• GOAL
From the entries below, copy every line that holds the word "Diámetro".

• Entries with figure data
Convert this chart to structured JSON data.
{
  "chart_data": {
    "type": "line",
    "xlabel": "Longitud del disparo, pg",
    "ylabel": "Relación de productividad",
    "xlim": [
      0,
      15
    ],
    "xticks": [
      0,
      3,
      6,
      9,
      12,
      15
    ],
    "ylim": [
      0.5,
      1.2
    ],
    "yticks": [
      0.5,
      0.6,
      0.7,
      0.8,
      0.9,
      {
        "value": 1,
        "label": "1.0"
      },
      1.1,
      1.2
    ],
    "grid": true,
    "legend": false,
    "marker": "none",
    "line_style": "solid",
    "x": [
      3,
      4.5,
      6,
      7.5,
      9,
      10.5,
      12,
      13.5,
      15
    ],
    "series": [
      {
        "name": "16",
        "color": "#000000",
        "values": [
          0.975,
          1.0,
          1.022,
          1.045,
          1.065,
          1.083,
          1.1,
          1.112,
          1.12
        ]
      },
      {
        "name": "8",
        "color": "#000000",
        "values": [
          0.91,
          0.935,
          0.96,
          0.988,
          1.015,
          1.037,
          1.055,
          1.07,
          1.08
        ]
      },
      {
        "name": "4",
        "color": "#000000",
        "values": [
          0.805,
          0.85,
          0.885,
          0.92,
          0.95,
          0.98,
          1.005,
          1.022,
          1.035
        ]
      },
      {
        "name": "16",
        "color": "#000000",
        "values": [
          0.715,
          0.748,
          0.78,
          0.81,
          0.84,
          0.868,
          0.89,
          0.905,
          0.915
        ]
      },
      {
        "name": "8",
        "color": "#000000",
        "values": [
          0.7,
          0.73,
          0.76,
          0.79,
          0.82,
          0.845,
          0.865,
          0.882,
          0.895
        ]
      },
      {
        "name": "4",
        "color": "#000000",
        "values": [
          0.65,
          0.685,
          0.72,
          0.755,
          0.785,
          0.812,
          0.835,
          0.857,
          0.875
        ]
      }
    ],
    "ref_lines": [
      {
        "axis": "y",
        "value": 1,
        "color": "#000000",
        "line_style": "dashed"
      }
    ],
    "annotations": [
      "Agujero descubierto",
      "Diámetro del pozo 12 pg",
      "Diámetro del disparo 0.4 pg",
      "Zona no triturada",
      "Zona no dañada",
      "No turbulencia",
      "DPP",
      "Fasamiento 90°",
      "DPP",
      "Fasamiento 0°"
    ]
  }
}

• TASK SOLUTION
      "Diámetro del pozo 12 pg",
      "Diámetro del disparo 0.4 pg",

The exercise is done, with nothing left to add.